From the entries that follow, pick out all lines holding "Licensees".

Data extract →
+ + + + + + +
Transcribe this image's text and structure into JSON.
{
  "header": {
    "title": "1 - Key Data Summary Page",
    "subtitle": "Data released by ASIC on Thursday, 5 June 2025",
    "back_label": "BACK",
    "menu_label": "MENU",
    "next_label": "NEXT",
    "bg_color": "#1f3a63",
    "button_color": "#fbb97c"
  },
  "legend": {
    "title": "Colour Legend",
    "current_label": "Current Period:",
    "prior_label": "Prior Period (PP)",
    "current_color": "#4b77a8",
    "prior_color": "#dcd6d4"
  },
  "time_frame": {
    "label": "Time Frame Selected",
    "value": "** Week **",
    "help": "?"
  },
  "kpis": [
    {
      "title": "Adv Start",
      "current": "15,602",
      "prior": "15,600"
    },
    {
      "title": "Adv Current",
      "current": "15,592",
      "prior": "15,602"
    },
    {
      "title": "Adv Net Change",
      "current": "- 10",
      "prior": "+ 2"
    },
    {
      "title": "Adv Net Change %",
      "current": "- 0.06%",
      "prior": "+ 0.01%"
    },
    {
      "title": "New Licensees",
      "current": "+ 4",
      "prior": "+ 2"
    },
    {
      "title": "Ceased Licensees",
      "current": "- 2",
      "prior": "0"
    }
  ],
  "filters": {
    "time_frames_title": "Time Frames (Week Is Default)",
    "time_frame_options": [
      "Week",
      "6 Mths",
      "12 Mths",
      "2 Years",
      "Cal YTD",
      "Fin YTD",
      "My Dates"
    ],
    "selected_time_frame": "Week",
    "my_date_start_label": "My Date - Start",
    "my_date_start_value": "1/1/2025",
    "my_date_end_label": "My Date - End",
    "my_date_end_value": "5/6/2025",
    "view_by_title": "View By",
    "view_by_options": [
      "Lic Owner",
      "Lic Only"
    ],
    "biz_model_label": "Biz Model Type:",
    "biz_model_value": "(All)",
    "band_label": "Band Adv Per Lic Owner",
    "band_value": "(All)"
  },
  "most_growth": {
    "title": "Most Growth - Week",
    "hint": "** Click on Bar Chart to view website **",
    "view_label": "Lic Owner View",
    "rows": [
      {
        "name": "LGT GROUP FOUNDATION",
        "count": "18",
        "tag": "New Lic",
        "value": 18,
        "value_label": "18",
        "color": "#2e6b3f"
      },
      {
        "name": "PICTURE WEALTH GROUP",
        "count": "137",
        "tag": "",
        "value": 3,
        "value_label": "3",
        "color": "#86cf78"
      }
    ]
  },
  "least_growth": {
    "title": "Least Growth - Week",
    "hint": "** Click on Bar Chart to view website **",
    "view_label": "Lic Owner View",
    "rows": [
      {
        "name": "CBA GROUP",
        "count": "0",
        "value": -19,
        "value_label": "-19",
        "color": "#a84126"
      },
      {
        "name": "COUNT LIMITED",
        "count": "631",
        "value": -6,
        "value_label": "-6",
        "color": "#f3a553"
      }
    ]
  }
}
+ + + + + + +
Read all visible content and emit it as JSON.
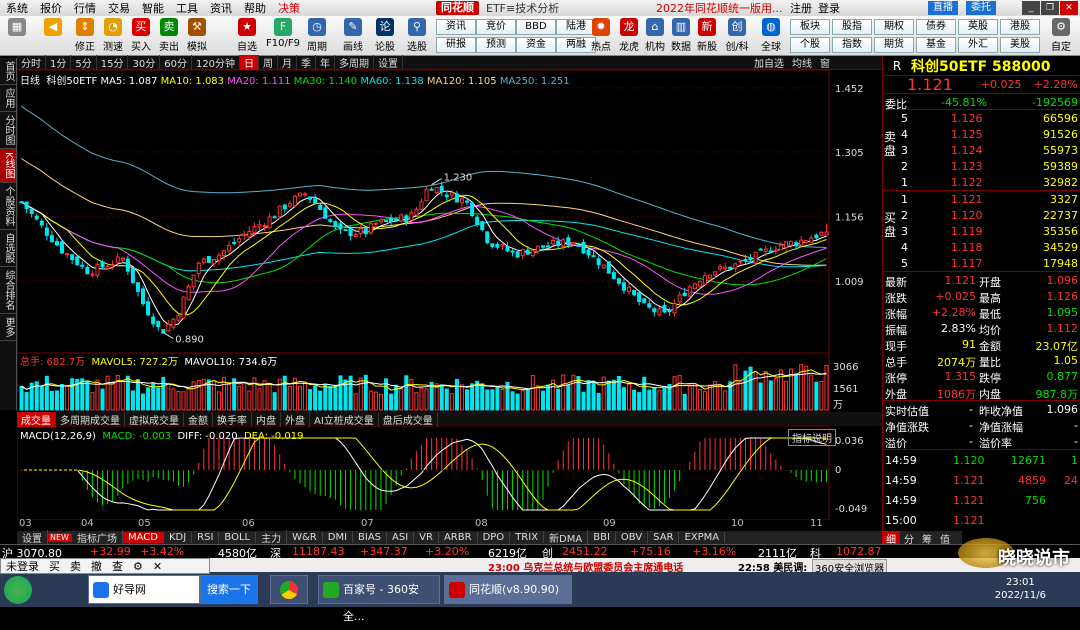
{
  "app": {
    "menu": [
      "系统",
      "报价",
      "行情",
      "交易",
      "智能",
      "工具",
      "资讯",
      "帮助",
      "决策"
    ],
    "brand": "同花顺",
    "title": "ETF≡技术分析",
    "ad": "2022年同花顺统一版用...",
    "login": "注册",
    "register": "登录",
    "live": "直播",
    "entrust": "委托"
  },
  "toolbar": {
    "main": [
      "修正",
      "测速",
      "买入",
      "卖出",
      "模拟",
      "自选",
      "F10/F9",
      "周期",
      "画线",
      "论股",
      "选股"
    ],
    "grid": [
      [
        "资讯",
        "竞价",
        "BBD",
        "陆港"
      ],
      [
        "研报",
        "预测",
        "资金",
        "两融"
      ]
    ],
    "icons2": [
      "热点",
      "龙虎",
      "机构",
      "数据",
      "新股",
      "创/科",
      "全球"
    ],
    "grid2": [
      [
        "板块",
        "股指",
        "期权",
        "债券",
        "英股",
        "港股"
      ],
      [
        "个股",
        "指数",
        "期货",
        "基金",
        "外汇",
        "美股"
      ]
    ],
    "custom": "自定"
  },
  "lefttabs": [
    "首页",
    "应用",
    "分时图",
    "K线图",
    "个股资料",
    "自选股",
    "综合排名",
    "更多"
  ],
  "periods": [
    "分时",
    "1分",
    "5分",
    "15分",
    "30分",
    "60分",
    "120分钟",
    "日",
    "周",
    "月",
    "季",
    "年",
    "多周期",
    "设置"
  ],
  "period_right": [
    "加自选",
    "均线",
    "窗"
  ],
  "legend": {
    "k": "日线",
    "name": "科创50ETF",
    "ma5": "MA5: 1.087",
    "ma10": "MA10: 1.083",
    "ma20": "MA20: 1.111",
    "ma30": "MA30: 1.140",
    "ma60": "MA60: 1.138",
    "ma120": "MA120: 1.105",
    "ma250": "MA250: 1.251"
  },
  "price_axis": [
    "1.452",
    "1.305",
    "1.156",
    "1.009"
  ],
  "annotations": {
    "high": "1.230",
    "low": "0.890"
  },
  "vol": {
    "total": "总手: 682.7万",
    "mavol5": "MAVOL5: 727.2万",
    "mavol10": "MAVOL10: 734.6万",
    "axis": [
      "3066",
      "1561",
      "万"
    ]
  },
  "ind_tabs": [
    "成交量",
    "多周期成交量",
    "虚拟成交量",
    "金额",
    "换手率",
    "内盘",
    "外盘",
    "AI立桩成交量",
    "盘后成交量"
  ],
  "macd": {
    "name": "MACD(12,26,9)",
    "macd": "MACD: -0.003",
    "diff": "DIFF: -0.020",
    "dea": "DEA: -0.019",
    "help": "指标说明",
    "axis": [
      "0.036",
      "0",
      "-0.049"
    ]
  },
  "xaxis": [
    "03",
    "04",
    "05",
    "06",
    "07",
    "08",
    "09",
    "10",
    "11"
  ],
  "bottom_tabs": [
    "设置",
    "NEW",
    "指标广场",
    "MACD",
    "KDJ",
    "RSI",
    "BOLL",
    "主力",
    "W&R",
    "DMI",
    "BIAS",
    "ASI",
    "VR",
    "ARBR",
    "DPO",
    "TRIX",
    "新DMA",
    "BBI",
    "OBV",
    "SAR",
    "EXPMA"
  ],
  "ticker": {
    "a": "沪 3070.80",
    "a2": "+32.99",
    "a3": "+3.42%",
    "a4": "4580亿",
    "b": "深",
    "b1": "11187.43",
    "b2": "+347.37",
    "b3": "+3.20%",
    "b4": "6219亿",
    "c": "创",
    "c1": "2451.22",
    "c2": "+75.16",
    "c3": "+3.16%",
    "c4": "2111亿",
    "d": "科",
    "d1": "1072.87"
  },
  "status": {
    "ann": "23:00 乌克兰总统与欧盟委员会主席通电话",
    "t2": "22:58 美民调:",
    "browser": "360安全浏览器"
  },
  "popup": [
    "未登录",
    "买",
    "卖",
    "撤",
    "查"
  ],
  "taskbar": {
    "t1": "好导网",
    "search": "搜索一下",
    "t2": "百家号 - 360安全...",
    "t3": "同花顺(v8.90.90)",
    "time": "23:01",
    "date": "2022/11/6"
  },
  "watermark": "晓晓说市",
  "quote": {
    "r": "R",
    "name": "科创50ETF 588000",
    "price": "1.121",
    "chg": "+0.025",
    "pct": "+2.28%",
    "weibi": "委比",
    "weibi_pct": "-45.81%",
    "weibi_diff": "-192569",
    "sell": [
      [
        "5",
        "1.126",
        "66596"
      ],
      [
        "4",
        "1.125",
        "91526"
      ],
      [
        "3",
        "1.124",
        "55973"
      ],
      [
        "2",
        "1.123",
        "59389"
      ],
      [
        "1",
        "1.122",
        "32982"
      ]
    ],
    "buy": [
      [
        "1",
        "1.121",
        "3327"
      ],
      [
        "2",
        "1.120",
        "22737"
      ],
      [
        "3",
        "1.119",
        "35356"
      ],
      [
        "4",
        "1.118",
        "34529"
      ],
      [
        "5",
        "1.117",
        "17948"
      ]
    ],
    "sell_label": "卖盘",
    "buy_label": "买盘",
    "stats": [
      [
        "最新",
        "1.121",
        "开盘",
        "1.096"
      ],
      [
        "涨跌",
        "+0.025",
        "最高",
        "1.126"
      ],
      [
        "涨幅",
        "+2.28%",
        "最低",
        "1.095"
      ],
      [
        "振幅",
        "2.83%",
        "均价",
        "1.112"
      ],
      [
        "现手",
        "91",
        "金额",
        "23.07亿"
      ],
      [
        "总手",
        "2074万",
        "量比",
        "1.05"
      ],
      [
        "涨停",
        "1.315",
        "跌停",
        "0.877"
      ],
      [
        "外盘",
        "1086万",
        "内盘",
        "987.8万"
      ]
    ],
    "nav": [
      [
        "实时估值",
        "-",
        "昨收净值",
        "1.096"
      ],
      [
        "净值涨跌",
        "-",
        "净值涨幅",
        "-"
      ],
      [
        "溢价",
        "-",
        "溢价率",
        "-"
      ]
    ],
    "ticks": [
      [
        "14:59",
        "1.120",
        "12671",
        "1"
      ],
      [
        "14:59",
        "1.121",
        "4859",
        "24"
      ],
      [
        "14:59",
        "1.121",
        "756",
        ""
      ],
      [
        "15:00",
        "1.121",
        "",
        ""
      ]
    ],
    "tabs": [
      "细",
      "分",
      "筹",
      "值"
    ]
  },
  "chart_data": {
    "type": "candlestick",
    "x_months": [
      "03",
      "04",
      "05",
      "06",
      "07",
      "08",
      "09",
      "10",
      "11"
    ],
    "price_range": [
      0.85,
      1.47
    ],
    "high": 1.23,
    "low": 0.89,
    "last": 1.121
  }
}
+ + + + + + +
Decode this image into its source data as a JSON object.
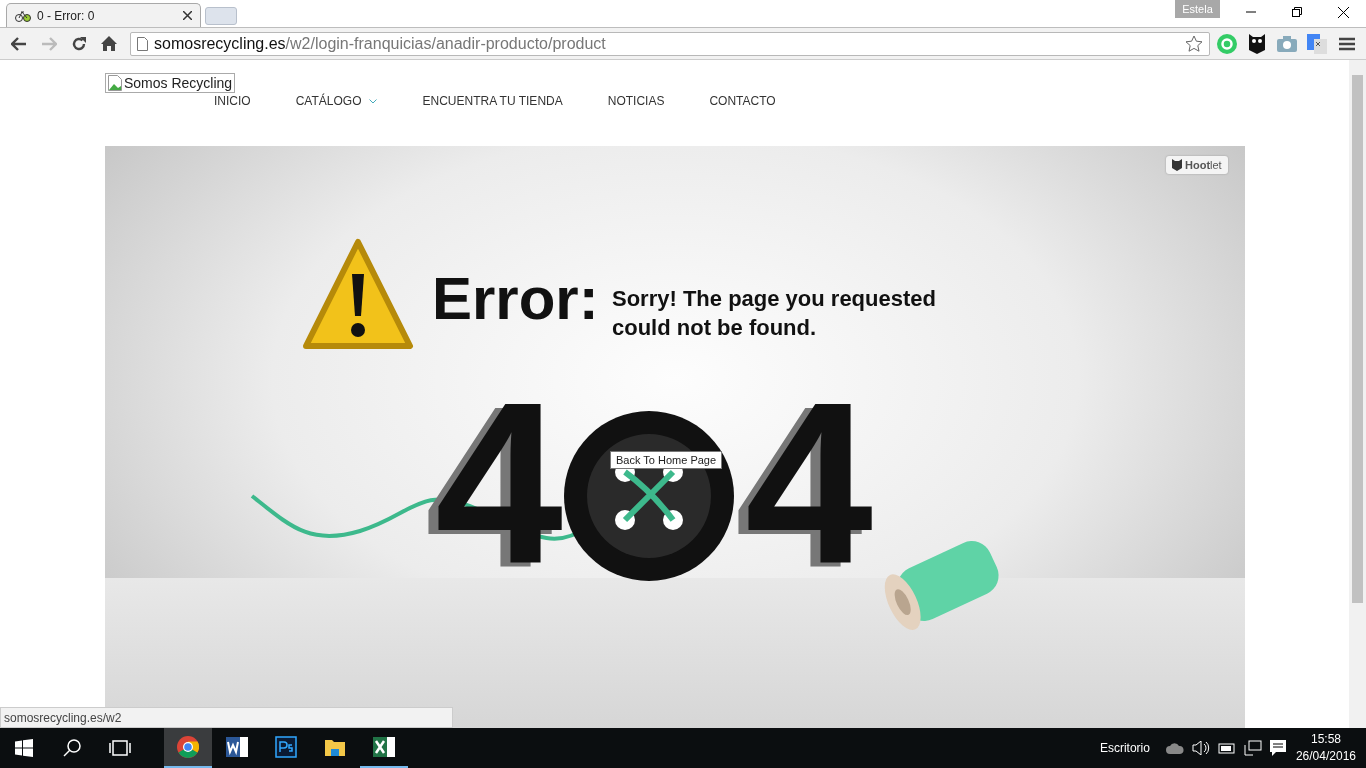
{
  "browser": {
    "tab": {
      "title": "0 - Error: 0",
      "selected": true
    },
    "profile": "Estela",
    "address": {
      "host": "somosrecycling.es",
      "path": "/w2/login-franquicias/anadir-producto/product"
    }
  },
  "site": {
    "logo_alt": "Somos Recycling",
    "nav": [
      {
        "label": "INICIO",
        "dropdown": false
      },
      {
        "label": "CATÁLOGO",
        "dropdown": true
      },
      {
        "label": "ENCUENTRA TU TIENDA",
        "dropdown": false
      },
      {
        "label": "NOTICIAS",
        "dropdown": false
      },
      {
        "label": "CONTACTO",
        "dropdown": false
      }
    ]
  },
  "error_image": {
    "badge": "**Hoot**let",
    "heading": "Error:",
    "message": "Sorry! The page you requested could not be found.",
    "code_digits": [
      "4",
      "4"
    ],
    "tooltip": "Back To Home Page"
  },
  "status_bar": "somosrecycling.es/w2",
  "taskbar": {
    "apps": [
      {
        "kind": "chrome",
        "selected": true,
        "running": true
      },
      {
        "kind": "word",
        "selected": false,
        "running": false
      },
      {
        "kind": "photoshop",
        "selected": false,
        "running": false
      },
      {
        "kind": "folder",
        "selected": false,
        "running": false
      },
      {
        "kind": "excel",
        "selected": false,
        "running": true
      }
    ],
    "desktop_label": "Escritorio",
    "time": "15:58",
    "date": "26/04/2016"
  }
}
+ + + + + + +
Result for this task →
      "title": "New Licensees",
      "title": "Ceased Licensees",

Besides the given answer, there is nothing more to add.